***** Records supplied
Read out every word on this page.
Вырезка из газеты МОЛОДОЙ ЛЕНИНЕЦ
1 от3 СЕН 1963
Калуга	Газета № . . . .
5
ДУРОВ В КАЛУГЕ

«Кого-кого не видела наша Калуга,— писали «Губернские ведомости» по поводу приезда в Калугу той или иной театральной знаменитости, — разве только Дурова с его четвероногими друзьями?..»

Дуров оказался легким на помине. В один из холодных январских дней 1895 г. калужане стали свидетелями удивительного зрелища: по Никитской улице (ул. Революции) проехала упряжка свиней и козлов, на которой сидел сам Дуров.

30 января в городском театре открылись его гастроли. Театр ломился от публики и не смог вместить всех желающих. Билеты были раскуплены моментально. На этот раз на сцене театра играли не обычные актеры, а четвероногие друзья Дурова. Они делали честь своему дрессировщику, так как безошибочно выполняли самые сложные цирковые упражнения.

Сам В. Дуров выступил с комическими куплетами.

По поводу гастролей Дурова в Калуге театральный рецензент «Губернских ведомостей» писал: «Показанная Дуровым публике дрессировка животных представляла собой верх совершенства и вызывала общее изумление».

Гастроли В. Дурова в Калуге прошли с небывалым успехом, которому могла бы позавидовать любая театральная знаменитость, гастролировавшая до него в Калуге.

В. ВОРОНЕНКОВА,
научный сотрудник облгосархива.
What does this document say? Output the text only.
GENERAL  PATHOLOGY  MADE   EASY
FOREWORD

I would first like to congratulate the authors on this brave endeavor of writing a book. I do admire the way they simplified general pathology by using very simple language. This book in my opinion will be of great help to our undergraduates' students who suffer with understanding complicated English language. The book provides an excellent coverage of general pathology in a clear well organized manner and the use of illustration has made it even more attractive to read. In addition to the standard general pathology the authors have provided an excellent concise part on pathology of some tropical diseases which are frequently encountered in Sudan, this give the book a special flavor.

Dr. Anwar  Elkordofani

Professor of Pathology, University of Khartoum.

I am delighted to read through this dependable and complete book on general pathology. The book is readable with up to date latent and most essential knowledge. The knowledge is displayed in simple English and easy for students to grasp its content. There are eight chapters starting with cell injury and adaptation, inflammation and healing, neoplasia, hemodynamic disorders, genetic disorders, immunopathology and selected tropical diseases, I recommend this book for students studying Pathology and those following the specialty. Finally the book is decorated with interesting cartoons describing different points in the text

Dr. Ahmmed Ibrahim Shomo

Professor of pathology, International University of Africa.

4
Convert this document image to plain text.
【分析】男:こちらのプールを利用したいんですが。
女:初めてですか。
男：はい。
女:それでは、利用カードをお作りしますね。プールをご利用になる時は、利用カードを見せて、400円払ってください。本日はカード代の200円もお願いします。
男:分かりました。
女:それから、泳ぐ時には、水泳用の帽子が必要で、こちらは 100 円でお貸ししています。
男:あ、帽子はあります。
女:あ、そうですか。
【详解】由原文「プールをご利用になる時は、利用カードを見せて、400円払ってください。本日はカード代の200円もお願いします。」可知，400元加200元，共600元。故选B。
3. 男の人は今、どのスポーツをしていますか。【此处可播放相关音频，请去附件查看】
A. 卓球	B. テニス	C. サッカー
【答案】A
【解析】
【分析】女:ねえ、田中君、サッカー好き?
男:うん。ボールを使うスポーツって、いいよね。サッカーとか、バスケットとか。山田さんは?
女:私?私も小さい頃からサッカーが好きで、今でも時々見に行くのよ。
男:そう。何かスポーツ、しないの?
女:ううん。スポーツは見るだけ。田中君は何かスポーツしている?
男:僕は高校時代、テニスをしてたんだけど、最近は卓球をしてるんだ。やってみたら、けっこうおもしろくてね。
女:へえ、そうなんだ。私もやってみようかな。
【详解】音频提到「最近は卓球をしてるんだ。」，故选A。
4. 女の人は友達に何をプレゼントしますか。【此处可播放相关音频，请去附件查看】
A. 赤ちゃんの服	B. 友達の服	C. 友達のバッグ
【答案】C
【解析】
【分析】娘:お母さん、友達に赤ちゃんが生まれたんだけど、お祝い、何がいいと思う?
**********
> **Exercise goal**
Copy exactly the lines above, from the one containing "Convert this document image to plain text." through the very last line.

> **Solution for this exercise**
Convert this document image to plain text.
【分析】男:こちらのプールを利用したいんですが。
女:初めてですか。
男：はい。
女:それでは、利用カードをお作りしますね。プールをご利用になる時は、利用カードを見せて、400円払ってください。本日はカード代の200円もお願いします。
男:分かりました。
女:それから、泳ぐ時には、水泳用の帽子が必要で、こちらは 100 円でお貸ししています。
男:あ、帽子はあります。
女:あ、そうですか。
【详解】由原文「プールをご利用になる時は、利用カードを見せて、400円払ってください。本日はカード代の200円もお願いします。」可知，400元加200元，共600元。故选B。
3. 男の人は今、どのスポーツをしていますか。【此处可播放相关音频，请去附件查看】
A. 卓球	B. テニス	C. サッカー
【答案】A
【解析】
【分析】女:ねえ、田中君、サッカー好き?
男:うん。ボールを使うスポーツって、いいよね。サッカーとか、バスケットとか。山田さんは?
女:私?私も小さい頃からサッカーが好きで、今でも時々見に行くのよ。
男:そう。何かスポーツ、しないの?
女:ううん。スポーツは見るだけ。田中君は何かスポーツしている?
男:僕は高校時代、テニスをしてたんだけど、最近は卓球をしてるんだ。やってみたら、けっこうおもしろくてね。
女:へえ、そうなんだ。私もやってみようかな。
【详解】音频提到「最近は卓球をしてるんだ。」，故选A。
4. 女の人は友達に何をプレゼントしますか。【此处可播放相关音频，请去附件查看】
A. 赤ちゃんの服	B. 友達の服	C. 友達のバッグ
【答案】C
【解析】
【分析】娘:お母さん、友達に赤ちゃんが生まれたんだけど、お祝い、何がいいと思う?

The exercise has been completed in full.